** Begin **

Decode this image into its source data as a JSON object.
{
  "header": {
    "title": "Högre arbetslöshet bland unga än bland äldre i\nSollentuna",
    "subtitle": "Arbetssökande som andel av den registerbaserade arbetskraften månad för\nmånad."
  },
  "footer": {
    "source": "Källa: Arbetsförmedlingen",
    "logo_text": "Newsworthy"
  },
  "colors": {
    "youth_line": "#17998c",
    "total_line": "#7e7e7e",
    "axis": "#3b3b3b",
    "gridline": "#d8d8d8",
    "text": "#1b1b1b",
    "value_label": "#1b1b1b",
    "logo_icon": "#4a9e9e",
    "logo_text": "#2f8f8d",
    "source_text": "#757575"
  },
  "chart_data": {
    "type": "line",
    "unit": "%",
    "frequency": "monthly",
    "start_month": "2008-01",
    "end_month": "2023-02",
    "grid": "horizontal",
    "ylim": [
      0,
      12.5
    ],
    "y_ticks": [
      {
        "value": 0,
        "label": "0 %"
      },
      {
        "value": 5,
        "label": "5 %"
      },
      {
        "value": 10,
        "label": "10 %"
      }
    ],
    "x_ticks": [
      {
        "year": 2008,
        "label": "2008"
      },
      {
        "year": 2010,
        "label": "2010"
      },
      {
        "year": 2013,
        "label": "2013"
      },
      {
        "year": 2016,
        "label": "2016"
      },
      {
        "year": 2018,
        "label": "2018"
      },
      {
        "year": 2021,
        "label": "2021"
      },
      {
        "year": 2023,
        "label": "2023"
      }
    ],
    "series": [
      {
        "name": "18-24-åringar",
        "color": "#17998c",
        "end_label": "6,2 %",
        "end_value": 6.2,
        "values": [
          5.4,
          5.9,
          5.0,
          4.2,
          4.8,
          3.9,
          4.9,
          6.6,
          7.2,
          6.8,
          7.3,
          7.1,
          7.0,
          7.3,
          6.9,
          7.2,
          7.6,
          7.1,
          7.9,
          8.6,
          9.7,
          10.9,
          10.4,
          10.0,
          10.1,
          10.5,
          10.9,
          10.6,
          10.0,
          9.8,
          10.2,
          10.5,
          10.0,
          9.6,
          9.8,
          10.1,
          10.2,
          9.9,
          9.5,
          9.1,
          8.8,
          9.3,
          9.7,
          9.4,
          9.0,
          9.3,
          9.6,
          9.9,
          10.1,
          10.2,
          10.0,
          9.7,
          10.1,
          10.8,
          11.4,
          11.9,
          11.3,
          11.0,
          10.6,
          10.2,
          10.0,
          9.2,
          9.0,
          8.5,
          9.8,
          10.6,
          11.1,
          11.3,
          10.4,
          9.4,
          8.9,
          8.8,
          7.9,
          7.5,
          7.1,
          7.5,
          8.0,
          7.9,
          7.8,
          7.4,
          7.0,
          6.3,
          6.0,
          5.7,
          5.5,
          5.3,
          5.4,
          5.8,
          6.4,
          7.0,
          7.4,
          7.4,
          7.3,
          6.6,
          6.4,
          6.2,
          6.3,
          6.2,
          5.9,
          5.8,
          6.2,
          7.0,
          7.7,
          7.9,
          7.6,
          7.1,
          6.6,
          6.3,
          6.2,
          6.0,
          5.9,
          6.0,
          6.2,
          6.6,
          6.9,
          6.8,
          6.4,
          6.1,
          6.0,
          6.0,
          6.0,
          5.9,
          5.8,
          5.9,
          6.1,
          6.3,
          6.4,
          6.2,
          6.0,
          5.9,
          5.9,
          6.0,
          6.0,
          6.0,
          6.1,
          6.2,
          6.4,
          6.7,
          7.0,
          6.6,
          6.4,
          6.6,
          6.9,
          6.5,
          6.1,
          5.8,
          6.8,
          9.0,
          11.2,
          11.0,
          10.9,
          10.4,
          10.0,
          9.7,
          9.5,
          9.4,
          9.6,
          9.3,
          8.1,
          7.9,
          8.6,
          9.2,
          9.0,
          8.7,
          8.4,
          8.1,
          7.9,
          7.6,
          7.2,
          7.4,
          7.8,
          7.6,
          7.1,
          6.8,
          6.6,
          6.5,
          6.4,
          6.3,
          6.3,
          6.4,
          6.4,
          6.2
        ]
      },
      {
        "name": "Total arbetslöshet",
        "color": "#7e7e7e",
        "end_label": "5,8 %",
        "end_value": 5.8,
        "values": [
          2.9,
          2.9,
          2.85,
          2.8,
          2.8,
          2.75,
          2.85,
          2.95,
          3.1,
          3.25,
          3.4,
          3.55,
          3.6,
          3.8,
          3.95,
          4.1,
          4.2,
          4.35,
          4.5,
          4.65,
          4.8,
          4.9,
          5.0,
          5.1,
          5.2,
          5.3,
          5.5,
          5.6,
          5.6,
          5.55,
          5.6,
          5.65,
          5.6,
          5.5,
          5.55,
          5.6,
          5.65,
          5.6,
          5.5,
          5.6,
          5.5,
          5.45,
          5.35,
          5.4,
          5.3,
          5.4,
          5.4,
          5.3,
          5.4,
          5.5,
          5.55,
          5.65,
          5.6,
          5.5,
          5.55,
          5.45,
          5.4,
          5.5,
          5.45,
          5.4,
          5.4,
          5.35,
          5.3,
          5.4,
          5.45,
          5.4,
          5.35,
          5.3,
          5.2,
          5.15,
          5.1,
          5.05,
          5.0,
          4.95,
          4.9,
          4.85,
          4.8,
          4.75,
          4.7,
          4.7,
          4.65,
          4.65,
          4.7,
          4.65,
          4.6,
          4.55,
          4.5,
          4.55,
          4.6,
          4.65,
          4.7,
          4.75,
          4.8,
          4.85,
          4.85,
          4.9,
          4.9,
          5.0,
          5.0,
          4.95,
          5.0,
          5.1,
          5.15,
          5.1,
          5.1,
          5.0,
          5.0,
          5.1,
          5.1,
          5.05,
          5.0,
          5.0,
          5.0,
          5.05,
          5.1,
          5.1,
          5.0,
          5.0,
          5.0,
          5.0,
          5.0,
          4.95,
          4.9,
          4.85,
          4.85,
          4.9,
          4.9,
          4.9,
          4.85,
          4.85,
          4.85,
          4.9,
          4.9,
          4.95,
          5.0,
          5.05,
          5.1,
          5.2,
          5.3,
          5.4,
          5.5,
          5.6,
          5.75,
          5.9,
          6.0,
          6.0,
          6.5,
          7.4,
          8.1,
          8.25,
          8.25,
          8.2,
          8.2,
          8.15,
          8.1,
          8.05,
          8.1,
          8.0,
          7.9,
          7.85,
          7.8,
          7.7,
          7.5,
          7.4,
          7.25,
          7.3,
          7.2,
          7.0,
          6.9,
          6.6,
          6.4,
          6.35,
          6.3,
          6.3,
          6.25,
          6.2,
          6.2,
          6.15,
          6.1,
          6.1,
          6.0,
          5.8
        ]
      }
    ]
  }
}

** End **

Exercise goal> Where a line in the entries holds the word "arbetslöshet", copy that line.

Output of the task>
    "title": "Högre arbetslöshet bland unga än bland äldre i\nSollentuna",
        "name": "Total arbetslöshet",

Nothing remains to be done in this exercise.